(Stored entries)

## begin

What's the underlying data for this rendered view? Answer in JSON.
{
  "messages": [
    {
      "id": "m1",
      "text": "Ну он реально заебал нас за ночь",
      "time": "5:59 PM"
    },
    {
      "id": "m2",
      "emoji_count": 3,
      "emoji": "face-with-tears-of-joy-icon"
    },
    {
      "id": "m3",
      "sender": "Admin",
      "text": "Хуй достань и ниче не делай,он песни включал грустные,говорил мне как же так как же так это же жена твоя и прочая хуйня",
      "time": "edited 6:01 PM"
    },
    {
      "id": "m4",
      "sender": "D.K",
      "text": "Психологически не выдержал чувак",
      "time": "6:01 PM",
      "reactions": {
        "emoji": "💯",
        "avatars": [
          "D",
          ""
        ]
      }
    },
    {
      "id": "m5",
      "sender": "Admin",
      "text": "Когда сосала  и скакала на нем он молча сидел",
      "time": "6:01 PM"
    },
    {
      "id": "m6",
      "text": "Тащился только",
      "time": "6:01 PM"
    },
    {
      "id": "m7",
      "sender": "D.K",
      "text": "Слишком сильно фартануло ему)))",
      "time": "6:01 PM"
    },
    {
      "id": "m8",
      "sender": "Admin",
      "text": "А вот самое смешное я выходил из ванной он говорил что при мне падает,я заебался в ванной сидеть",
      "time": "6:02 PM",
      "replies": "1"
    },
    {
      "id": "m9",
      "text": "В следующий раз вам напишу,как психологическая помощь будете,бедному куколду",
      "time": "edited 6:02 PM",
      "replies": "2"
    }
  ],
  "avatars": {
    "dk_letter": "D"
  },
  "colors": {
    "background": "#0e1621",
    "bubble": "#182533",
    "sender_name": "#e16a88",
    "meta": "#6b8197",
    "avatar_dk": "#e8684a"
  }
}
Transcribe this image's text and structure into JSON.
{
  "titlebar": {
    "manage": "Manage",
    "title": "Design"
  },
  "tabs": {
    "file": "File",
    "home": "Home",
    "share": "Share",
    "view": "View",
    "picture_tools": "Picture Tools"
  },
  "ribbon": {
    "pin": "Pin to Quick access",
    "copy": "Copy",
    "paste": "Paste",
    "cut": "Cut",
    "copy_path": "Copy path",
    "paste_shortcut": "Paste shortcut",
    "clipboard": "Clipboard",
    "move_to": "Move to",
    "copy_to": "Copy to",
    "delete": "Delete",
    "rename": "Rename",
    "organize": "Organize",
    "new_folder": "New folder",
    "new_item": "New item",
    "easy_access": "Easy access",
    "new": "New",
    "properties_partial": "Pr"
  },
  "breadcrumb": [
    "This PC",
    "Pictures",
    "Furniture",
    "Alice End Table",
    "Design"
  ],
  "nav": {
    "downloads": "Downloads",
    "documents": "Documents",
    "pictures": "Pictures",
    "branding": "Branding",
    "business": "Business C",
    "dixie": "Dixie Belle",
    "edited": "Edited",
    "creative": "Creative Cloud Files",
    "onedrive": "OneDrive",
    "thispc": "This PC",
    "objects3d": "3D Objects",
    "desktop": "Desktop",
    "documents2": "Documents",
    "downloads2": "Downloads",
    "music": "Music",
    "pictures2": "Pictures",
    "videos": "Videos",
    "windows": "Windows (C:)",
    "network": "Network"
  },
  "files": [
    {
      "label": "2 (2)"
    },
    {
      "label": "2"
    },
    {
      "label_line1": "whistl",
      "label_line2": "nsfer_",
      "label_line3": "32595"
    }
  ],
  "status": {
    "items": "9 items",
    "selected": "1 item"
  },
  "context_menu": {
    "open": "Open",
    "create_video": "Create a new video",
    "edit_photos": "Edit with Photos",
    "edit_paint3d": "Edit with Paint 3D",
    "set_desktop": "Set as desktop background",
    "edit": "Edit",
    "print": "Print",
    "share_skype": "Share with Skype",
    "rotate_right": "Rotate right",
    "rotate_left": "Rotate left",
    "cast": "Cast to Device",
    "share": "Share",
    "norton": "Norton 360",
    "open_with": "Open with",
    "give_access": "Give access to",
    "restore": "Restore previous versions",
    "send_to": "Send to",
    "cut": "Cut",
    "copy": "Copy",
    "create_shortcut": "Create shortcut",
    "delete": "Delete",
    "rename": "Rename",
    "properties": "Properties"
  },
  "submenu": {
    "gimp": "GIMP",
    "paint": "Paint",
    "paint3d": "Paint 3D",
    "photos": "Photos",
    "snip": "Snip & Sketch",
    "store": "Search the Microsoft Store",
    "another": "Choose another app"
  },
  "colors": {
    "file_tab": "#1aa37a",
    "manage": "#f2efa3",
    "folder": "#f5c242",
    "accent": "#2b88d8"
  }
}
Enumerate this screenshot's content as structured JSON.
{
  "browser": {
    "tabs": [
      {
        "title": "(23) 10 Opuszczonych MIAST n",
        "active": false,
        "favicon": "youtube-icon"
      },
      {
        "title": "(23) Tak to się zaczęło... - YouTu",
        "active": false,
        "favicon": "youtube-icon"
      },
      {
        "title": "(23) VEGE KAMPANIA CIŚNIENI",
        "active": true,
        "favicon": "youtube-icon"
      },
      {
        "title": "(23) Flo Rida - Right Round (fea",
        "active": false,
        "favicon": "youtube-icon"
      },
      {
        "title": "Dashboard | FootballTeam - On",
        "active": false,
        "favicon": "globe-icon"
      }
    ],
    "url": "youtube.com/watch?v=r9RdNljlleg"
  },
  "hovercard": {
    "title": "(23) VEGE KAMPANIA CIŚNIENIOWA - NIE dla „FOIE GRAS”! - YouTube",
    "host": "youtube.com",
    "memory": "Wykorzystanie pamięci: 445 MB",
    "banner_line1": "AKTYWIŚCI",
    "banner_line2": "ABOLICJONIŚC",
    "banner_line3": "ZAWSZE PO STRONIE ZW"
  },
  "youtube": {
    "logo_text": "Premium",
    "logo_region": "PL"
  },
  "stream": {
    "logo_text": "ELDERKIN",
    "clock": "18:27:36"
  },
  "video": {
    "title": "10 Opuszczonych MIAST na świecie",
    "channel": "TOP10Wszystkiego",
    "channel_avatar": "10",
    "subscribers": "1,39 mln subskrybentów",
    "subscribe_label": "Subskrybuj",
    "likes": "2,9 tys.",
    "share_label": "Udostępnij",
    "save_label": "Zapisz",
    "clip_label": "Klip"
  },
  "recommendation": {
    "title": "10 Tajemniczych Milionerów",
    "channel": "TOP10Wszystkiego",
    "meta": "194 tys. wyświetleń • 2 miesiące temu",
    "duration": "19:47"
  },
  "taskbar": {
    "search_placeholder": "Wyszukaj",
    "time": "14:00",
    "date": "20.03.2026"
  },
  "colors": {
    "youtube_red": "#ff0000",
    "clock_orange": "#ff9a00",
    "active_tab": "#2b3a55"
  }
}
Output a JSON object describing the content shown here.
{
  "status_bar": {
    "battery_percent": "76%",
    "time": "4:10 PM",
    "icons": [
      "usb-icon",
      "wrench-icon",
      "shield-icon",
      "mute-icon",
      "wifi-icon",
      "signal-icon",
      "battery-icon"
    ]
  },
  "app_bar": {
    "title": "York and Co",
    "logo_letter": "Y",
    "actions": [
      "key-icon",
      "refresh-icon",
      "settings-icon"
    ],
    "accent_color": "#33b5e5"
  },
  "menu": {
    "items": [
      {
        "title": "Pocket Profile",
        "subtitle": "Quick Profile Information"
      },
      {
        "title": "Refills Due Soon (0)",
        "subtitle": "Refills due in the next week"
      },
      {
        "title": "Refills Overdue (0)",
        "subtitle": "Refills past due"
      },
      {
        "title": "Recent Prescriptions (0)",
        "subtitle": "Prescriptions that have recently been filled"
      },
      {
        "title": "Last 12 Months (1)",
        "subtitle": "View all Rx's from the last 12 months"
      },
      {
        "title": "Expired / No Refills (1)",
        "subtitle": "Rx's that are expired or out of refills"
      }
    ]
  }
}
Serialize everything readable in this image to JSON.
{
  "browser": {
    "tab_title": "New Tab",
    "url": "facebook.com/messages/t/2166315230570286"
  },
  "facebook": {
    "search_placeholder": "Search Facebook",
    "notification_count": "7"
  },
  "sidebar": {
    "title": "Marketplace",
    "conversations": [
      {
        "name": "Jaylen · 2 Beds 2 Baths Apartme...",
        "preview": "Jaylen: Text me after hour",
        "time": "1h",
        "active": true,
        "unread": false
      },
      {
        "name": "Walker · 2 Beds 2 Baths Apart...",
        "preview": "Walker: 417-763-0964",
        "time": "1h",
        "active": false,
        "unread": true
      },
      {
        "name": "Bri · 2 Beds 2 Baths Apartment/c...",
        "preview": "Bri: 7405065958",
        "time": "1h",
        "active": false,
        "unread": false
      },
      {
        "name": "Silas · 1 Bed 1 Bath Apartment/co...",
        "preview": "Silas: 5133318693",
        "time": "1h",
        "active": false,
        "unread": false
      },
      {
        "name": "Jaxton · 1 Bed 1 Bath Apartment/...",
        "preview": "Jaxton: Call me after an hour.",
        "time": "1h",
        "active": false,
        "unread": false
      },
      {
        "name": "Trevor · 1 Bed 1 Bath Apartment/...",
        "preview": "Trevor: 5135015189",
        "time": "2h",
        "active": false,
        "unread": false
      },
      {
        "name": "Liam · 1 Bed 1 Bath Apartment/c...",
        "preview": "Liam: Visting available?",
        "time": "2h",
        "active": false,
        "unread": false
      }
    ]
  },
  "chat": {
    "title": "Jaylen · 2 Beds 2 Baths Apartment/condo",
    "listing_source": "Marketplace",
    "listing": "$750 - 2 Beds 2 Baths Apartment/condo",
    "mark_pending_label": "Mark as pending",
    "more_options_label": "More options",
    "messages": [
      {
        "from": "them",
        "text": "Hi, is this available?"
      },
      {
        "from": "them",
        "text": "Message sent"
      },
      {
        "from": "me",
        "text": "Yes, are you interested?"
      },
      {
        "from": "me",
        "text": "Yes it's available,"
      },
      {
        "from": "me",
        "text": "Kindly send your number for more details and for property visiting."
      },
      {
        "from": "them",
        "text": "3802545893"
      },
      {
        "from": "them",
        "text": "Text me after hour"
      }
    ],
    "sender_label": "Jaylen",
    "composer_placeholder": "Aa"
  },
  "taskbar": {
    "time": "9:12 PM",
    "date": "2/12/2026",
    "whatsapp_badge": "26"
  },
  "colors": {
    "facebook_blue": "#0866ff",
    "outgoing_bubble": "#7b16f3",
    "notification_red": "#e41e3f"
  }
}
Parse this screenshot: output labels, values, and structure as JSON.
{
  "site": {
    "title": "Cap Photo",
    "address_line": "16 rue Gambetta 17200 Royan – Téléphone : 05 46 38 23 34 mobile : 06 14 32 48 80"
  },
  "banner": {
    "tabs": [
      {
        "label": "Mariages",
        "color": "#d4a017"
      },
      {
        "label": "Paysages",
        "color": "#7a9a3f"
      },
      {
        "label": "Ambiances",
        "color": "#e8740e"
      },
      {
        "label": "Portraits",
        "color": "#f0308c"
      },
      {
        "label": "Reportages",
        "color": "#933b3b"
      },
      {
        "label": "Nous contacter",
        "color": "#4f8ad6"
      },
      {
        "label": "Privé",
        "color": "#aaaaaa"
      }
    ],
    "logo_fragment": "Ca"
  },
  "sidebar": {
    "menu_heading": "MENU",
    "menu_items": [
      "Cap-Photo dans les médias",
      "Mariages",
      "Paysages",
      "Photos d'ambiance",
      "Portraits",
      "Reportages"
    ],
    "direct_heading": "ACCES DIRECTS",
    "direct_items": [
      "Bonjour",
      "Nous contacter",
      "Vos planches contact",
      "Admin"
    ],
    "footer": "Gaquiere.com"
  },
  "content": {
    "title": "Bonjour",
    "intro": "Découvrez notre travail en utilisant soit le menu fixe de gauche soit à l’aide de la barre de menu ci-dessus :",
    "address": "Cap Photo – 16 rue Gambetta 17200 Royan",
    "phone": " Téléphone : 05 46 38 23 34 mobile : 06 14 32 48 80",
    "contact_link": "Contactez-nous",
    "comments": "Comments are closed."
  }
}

## end

Pick out the lines above containing the word "with", then copy them.

Response to the task:
      "emoji": "face-with-tears-of-joy-icon"
    "edit_photos": "Edit with Photos",
    "edit_paint3d": "Edit with Paint 3D",
    "share_skype": "Share with Skype",
    "open_with": "Open with",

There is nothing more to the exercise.